Set task. Extract all lines that hold the string "United".

Source material.
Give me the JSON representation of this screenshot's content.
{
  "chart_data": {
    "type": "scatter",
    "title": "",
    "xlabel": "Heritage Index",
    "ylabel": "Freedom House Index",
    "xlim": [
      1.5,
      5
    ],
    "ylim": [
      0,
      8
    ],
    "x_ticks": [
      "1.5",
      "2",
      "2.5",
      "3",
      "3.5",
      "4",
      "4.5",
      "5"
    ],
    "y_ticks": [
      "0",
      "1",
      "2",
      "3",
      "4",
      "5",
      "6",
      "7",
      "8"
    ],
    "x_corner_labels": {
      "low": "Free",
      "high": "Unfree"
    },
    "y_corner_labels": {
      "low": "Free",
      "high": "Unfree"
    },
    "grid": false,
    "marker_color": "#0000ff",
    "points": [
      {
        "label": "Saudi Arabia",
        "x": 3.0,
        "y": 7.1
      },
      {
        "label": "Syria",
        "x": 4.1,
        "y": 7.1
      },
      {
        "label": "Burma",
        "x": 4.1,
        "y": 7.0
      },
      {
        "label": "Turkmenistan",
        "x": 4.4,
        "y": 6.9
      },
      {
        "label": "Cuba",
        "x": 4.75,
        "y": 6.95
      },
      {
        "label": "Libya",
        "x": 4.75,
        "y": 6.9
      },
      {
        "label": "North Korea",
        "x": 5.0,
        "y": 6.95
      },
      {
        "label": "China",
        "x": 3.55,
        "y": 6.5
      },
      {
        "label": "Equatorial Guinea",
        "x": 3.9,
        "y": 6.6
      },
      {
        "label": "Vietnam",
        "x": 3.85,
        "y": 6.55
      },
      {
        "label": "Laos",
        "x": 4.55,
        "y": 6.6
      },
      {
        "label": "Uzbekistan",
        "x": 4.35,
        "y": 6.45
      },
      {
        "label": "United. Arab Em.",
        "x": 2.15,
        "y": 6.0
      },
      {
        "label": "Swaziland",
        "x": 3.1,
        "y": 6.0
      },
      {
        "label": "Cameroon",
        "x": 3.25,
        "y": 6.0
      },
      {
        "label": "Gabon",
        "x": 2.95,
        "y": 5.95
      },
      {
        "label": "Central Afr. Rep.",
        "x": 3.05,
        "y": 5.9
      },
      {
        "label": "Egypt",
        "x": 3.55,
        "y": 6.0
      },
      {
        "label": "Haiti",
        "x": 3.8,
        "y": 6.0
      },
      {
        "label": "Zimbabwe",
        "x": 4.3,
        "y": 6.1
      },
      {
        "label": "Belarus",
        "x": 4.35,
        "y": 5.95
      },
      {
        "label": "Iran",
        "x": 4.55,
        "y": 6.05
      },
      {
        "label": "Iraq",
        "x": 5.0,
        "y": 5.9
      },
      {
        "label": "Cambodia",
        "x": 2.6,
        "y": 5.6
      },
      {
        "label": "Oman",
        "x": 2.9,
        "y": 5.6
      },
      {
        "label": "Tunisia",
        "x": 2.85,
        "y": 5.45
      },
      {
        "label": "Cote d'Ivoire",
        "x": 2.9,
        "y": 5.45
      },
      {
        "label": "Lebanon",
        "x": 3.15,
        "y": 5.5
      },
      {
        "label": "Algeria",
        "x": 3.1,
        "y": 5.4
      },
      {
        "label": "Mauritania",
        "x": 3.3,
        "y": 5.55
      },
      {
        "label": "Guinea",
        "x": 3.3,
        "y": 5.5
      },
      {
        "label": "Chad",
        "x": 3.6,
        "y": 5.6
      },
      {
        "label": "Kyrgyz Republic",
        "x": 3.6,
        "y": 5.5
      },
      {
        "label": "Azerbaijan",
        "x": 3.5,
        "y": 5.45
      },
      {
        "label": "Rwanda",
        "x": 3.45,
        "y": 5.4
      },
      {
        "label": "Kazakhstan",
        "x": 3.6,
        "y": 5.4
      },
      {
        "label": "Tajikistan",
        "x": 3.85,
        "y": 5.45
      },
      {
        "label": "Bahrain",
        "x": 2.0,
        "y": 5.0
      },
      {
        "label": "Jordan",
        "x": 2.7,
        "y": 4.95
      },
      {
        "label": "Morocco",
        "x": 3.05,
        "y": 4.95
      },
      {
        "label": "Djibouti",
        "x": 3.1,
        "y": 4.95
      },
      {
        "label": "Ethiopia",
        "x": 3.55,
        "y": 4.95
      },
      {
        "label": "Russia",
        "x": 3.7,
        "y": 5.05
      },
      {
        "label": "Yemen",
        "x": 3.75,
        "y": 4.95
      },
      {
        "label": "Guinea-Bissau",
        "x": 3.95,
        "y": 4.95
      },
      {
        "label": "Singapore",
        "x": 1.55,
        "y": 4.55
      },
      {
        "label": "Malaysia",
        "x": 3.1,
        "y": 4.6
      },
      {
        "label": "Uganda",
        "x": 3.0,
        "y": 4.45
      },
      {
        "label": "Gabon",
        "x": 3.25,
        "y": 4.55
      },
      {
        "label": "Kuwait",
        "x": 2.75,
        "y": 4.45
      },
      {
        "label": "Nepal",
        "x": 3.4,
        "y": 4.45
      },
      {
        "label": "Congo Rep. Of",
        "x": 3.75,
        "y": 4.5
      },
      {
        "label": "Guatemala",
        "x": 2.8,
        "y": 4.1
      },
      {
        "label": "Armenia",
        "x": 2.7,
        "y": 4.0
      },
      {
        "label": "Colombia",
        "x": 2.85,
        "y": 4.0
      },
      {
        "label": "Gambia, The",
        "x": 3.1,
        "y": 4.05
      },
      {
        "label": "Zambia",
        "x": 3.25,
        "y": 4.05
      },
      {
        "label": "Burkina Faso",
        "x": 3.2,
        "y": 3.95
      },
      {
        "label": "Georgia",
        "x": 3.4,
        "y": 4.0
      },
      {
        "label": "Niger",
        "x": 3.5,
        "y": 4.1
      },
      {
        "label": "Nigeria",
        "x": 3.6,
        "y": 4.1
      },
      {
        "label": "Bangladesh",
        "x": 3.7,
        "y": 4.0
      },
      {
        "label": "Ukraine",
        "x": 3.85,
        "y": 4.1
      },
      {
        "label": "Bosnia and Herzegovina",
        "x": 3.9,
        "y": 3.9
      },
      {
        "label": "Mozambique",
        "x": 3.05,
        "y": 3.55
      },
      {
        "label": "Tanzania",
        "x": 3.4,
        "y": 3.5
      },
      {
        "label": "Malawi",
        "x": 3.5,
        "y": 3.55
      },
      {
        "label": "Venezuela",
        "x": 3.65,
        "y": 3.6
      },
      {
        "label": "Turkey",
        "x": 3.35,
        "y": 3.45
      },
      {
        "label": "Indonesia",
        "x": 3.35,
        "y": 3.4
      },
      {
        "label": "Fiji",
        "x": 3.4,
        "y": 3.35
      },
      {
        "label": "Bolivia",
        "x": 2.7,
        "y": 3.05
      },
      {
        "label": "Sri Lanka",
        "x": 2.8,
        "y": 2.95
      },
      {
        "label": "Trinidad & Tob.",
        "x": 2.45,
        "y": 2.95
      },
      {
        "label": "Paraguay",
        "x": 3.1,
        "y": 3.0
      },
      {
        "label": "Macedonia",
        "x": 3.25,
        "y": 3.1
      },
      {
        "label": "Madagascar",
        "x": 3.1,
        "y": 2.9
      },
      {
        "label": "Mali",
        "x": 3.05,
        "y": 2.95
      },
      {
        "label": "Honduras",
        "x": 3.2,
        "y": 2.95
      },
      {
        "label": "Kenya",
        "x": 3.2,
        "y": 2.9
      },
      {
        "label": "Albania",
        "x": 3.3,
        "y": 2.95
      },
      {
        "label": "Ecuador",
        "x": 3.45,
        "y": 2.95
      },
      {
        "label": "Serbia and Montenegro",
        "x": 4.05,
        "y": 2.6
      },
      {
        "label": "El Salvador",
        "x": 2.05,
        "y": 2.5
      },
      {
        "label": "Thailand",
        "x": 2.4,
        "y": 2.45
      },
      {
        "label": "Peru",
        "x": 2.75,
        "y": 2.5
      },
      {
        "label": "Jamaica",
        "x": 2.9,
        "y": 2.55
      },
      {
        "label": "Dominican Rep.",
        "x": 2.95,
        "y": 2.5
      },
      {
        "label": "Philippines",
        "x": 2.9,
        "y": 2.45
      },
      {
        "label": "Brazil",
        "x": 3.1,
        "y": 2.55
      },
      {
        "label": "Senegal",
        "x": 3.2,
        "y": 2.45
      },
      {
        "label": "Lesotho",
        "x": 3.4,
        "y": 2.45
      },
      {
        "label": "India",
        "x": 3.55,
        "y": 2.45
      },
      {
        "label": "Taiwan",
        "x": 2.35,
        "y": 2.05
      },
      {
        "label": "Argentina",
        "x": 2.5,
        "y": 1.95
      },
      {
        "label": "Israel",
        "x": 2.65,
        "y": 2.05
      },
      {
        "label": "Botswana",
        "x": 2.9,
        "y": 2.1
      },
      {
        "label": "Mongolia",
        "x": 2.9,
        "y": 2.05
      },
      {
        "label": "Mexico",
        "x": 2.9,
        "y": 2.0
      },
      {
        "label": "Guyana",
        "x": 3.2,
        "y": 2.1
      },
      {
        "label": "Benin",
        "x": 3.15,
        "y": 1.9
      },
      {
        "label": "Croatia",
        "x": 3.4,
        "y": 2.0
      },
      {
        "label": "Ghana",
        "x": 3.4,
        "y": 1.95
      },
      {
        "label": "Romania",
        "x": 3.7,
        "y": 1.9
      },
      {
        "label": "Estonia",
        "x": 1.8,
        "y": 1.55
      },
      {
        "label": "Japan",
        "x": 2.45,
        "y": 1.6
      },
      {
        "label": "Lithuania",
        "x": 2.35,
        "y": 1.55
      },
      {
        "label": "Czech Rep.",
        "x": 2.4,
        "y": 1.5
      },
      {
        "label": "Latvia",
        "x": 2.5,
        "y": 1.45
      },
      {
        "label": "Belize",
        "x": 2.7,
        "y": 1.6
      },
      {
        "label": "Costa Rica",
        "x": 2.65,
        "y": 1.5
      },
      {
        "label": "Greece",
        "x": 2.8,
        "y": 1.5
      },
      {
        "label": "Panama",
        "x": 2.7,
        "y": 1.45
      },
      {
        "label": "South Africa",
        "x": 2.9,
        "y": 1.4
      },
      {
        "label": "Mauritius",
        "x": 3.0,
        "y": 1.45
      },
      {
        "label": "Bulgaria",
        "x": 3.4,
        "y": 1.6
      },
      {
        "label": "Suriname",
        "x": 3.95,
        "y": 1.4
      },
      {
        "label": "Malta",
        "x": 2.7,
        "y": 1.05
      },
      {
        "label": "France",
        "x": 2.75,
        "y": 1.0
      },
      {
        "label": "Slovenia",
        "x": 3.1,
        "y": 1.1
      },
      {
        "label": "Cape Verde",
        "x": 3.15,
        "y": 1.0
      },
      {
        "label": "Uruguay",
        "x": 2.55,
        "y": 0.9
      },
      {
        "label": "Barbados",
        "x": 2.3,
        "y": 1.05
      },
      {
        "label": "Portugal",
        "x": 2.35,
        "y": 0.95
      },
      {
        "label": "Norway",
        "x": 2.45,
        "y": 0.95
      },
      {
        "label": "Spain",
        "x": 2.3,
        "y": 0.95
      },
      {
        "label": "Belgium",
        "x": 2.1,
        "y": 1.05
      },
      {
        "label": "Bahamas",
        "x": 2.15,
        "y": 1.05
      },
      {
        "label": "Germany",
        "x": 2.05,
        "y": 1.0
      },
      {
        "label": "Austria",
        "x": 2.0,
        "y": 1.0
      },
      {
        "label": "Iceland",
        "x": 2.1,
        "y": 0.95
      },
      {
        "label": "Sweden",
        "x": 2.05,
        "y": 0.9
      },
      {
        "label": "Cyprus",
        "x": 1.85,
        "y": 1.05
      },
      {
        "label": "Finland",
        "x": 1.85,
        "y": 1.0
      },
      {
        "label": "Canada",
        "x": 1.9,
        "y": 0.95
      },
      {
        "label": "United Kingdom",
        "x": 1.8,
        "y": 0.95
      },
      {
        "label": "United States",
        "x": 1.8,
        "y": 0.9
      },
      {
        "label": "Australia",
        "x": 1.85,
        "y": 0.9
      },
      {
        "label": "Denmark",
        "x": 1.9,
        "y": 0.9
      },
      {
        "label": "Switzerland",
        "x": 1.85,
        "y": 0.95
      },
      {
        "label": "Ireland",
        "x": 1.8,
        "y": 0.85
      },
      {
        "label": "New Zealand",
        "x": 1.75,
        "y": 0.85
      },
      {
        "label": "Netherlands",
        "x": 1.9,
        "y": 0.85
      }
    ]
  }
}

Full output.
        "label": "United. Arab Em.",
        "label": "United Kingdom",
        "label": "United States",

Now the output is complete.